◆ JOB
Reproduce every entry that follows word for word, but omit the images.

(Stored data entries)
· · ·
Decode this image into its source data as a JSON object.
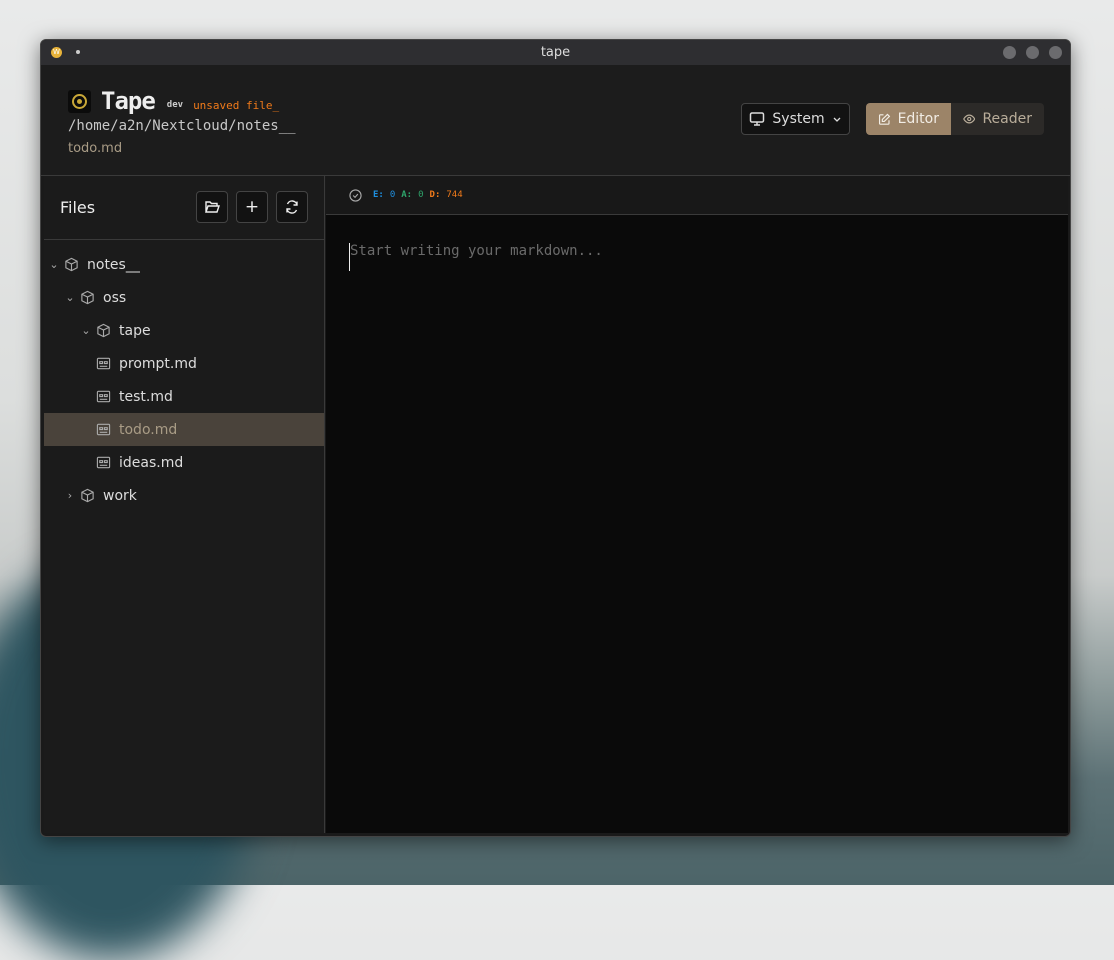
{
  "window": {
    "title": "tape"
  },
  "header": {
    "app_name": "Tape",
    "badge": "dev",
    "unsaved": "unsaved file_",
    "path": "/home/a2n/Nextcloud/notes__",
    "current_file": "todo.md",
    "theme_select": "System",
    "mode_editor": "Editor",
    "mode_reader": "Reader"
  },
  "sidebar": {
    "title": "Files",
    "tree": [
      {
        "label": "notes__",
        "type": "folder",
        "expanded": true
      },
      {
        "label": "oss",
        "type": "folder",
        "expanded": true
      },
      {
        "label": "tape",
        "type": "folder",
        "expanded": true
      },
      {
        "label": "prompt.md",
        "type": "file"
      },
      {
        "label": "test.md",
        "type": "file"
      },
      {
        "label": "todo.md",
        "type": "file",
        "selected": true
      },
      {
        "label": "ideas.md",
        "type": "file"
      },
      {
        "label": "work",
        "type": "folder",
        "expanded": false
      }
    ]
  },
  "status": {
    "e_label": "E:",
    "e_value": "0",
    "a_label": "A:",
    "a_value": "0",
    "d_label": "D:",
    "d_value": "744"
  },
  "editor": {
    "placeholder": "Start writing your markdown..."
  },
  "colors": {
    "accent": "#9c8468",
    "unsaved": "#f07a1a",
    "e": "#1e8fe0",
    "a": "#2ea36a",
    "d": "#f07a1a"
  }
}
· · ·
◆ RESPONSE FOR THIS EXERCISE
Decode this image into its source data as a JSON object.
{
  "window": {
    "title": "tape"
  },
  "header": {
    "app_name": "Tape",
    "badge": "dev",
    "unsaved": "unsaved file_",
    "path": "/home/a2n/Nextcloud/notes__",
    "current_file": "todo.md",
    "theme_select": "System",
    "mode_editor": "Editor",
    "mode_reader": "Reader"
  },
  "sidebar": {
    "title": "Files",
    "tree": [
      {
        "label": "notes__",
        "type": "folder",
        "expanded": true
      },
      {
        "label": "oss",
        "type": "folder",
        "expanded": true
      },
      {
        "label": "tape",
        "type": "folder",
        "expanded": true
      },
      {
        "label": "prompt.md",
        "type": "file"
      },
      {
        "label": "test.md",
        "type": "file"
      },
      {
        "label": "todo.md",
        "type": "file",
        "selected": true
      },
      {
        "label": "ideas.md",
        "type": "file"
      },
      {
        "label": "work",
        "type": "folder",
        "expanded": false
      }
    ]
  },
  "status": {
    "e_label": "E:",
    "e_value": "0",
    "a_label": "A:",
    "a_value": "0",
    "d_label": "D:",
    "d_value": "744"
  },
  "editor": {
    "placeholder": "Start writing your markdown..."
  },
  "colors": {
    "accent": "#9c8468",
    "unsaved": "#f07a1a",
    "e": "#1e8fe0",
    "a": "#2ea36a",
    "d": "#f07a1a"
  }
}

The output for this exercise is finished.